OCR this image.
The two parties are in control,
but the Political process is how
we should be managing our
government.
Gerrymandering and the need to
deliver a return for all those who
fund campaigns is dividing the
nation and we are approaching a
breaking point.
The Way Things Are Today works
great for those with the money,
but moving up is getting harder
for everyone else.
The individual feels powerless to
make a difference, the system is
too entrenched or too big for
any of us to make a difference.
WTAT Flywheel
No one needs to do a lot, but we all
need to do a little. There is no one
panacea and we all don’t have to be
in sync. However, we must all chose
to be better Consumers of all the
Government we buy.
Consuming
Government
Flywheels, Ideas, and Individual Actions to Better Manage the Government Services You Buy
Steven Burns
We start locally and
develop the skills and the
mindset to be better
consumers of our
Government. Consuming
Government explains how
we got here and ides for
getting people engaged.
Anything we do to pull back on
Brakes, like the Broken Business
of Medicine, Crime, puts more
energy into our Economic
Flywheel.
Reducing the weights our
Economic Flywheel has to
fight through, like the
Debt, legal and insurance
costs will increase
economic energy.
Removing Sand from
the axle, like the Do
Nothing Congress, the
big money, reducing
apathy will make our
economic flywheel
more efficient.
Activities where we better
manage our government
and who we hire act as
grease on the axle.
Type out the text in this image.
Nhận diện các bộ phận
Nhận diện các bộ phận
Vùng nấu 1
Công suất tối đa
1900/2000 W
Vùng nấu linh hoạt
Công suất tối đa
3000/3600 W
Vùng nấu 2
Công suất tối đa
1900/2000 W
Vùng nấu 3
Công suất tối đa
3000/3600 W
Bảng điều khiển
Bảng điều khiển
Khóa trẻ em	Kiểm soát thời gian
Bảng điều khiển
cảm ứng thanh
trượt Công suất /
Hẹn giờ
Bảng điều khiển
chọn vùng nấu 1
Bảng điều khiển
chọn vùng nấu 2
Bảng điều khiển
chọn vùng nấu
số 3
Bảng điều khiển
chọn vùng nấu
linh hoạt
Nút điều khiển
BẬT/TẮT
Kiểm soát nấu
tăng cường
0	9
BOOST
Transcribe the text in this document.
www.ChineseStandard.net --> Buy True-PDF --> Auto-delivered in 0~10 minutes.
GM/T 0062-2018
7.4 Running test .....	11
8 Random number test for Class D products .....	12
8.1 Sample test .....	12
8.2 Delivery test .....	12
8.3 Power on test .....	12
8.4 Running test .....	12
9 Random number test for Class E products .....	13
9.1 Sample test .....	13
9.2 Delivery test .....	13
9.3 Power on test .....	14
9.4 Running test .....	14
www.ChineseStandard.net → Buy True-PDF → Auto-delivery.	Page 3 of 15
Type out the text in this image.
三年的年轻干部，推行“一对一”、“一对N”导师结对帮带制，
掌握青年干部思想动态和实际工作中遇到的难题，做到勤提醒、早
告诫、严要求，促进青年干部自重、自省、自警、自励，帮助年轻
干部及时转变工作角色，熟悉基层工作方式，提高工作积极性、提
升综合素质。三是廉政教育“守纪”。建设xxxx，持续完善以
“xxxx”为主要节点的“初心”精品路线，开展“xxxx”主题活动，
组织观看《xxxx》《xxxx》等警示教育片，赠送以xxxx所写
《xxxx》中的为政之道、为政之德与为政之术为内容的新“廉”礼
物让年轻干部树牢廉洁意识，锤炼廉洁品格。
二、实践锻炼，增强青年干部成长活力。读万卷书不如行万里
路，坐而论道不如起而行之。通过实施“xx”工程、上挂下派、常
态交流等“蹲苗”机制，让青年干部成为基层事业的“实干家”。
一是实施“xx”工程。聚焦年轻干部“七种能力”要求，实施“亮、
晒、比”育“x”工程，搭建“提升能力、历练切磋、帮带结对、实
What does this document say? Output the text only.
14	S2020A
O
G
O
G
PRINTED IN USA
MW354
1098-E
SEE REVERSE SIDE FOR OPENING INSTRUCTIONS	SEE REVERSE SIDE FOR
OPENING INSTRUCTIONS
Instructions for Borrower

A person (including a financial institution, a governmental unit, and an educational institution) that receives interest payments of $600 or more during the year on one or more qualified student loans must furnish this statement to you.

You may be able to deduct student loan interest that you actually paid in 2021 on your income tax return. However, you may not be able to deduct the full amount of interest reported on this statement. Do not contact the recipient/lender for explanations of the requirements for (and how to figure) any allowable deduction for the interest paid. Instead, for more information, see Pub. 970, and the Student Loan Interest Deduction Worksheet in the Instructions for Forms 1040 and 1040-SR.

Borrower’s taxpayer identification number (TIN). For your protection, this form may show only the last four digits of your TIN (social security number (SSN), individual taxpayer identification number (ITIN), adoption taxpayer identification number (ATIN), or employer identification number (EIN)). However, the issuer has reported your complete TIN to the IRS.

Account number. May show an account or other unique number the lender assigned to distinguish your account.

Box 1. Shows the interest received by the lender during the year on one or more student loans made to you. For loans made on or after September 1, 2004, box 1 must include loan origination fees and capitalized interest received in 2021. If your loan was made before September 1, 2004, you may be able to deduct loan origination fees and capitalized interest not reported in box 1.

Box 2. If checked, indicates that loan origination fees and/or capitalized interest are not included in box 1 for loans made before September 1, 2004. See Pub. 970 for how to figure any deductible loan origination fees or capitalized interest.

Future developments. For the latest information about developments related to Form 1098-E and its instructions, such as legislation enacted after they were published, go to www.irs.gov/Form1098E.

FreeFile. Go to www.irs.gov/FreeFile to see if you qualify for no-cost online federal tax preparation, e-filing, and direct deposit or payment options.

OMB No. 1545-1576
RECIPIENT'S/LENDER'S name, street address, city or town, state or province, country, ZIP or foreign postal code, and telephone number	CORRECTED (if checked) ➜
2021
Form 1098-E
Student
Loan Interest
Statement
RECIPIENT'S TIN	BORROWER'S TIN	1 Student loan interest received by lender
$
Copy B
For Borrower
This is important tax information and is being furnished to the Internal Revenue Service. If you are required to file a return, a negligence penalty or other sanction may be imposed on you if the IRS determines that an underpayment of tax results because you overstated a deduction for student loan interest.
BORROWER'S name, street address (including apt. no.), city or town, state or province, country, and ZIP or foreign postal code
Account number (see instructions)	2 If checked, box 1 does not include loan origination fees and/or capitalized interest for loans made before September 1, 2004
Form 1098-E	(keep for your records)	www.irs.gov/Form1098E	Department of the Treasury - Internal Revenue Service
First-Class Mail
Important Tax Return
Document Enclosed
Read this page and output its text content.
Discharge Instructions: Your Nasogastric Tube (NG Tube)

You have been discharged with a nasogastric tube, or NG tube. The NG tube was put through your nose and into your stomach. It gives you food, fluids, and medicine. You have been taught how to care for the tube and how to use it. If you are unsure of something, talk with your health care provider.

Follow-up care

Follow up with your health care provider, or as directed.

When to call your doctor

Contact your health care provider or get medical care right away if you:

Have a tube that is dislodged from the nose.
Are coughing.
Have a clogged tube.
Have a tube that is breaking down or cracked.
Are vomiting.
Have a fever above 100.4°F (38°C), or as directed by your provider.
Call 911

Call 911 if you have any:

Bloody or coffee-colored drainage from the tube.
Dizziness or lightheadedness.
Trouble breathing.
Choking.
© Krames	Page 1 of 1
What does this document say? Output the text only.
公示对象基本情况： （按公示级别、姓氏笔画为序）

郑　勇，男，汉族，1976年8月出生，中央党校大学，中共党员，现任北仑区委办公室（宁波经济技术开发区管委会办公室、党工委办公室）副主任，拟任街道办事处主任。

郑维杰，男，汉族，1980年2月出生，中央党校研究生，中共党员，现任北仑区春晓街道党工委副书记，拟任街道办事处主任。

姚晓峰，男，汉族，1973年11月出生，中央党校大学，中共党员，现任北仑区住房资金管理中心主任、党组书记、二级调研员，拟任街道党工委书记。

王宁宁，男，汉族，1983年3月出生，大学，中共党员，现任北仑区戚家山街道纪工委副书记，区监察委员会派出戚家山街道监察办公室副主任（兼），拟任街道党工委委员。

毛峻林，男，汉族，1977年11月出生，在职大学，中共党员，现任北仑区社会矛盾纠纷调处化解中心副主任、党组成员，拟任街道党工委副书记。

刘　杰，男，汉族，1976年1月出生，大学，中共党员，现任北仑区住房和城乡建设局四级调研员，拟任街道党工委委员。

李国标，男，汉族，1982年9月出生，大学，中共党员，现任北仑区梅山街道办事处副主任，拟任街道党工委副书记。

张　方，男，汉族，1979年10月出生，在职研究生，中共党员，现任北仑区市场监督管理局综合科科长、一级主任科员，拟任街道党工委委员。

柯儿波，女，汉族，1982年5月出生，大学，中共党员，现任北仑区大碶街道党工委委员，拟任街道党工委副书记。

****************

Copy every line in the listing above where the string "axle" turns up.

the axle, like the Do
grease on the axle.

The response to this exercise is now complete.